Exercise goal: Pick out each line in these entries that contains the string "name".

###

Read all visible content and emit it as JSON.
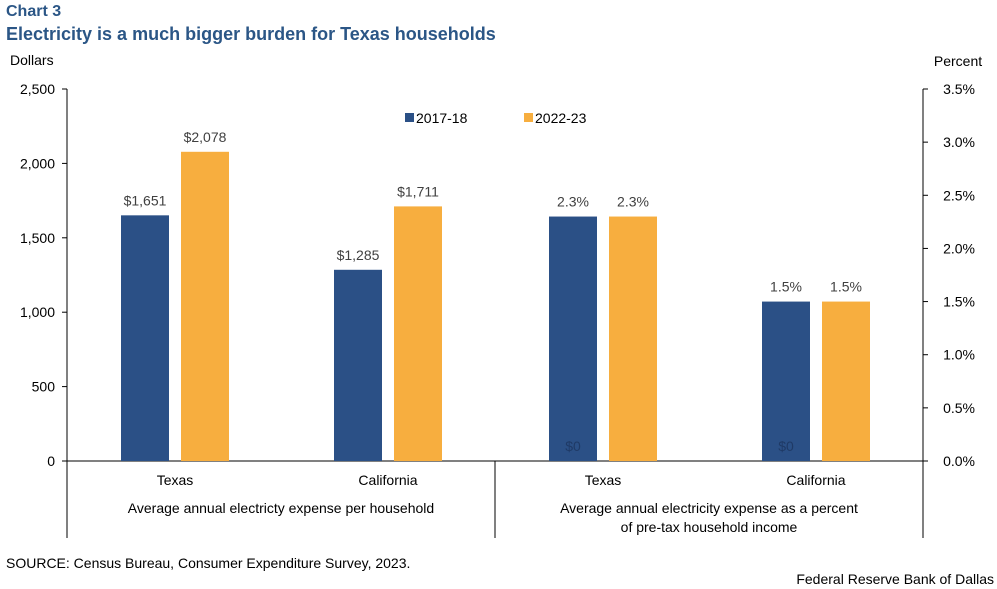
{
  "header": {
    "chart_label": "Chart 3",
    "title": "Electricity is a much bigger burden for Texas households"
  },
  "footer": {
    "source": "SOURCE: Census Bureau, Consumer Expenditure Survey, 2023.",
    "credit": "Federal Reserve Bank of Dallas"
  },
  "colors": {
    "series_2017": "#2b5086",
    "series_2022": "#f7ae3f",
    "axis": "#000000",
    "data_label": "#404040"
  },
  "chart_data": {
    "type": "bar",
    "title": "Electricity is a much bigger burden for Texas households",
    "legend_position": "top-center",
    "grid": false,
    "left_axis": {
      "label": "Dollars",
      "range": [
        0,
        2500
      ],
      "ticks": [
        0,
        500,
        1000,
        1500,
        2000,
        2500
      ],
      "tick_labels": [
        "0",
        "500",
        "1,000",
        "1,500",
        "2,000",
        "2,500"
      ]
    },
    "right_axis": {
      "label": "Percent",
      "range": [
        0,
        3.5
      ],
      "ticks": [
        0,
        0.5,
        1.0,
        1.5,
        2.0,
        2.5,
        3.0,
        3.5
      ],
      "tick_labels": [
        "0.0%",
        "0.5%",
        "1.0%",
        "1.5%",
        "2.0%",
        "2.5%",
        "3.0%",
        "3.5%"
      ]
    },
    "categories": [
      "Texas",
      "California",
      "Texas",
      "California"
    ],
    "groups": [
      {
        "label": "Average annual electricty expense per household",
        "axis": "left",
        "categories": [
          0,
          1
        ]
      },
      {
        "label": "Average annual electricity expense as a percent of pre-tax household income",
        "label_lines": [
          "Average annual electricity expense as a percent",
          "of pre-tax household income"
        ],
        "axis": "right",
        "categories": [
          2,
          3
        ]
      }
    ],
    "series": [
      {
        "name": "2017-18",
        "values": [
          1651,
          1285,
          2.3,
          1.5
        ],
        "labels": [
          "$1,651",
          "$1,285",
          "2.3%",
          "1.5%"
        ],
        "spurious_labels": [
          "",
          "",
          "$0",
          "$0"
        ]
      },
      {
        "name": "2022-23",
        "values": [
          2078,
          1711,
          2.3,
          1.5
        ],
        "labels": [
          "$2,078",
          "$1,711",
          "2.3%",
          "1.5%"
        ]
      }
    ]
  }
}
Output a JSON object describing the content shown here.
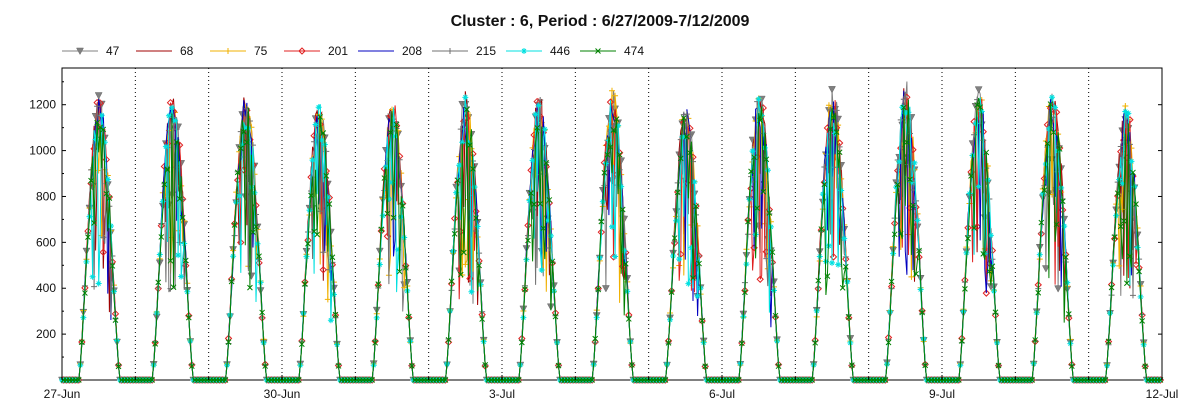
{
  "chart_data": {
    "type": "line",
    "title": "Cluster : 6, Period : 6/27/2009-7/12/2009",
    "xlabel": "",
    "ylabel": "",
    "x_range_days": [
      "2009-06-27",
      "2009-07-12"
    ],
    "ylim": [
      0,
      1360
    ],
    "yticks": [
      200,
      400,
      600,
      800,
      1000,
      1200
    ],
    "xtick_labels": [
      "27-Jun",
      "30-Jun",
      "3-Jul",
      "6-Jul",
      "9-Jul",
      "12-Jul"
    ],
    "xtick_dates": [
      "2009-06-27",
      "2009-06-30",
      "2009-07-03",
      "2009-07-06",
      "2009-07-09",
      "2009-07-12"
    ],
    "grid": "dotted vertical lines at day boundaries",
    "legend_position": "top",
    "daily_peak_approx": [
      {
        "date": "2009-06-27",
        "peak": 1230
      },
      {
        "date": "2009-06-28",
        "peak": 1240
      },
      {
        "date": "2009-06-29",
        "peak": 1250
      },
      {
        "date": "2009-06-30",
        "peak": 1220
      },
      {
        "date": "2009-07-01",
        "peak": 1220
      },
      {
        "date": "2009-07-02",
        "peak": 1250
      },
      {
        "date": "2009-07-03",
        "peak": 1240
      },
      {
        "date": "2009-07-04",
        "peak": 1260
      },
      {
        "date": "2009-07-05",
        "peak": 1200
      },
      {
        "date": "2009-07-06",
        "peak": 1250
      },
      {
        "date": "2009-07-07",
        "peak": 1260
      },
      {
        "date": "2009-07-08",
        "peak": 1290
      },
      {
        "date": "2009-07-09",
        "peak": 1260
      },
      {
        "date": "2009-07-10",
        "peak": 1250
      },
      {
        "date": "2009-07-11",
        "peak": 1200
      }
    ],
    "series": [
      {
        "name": "47",
        "color": "#808080",
        "marker": "triangle-down"
      },
      {
        "name": "68",
        "color": "#a00000",
        "marker": "none"
      },
      {
        "name": "75",
        "color": "#f0b000",
        "marker": "plus"
      },
      {
        "name": "201",
        "color": "#e02020",
        "marker": "diamond"
      },
      {
        "name": "208",
        "color": "#0000c0",
        "marker": "none"
      },
      {
        "name": "215",
        "color": "#707070",
        "marker": "plus"
      },
      {
        "name": "446",
        "color": "#00e0e0",
        "marker": "star"
      },
      {
        "name": "474",
        "color": "#008000",
        "marker": "cross"
      }
    ]
  }
}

###

Complete answer:
        "name": "2017-18",
        "name": "2022-23",
        "name": "47",
        "name": "68",
        "name": "75",
        "name": "201",
        "name": "208",
        "name": "215",
        "name": "446",
        "name": "474",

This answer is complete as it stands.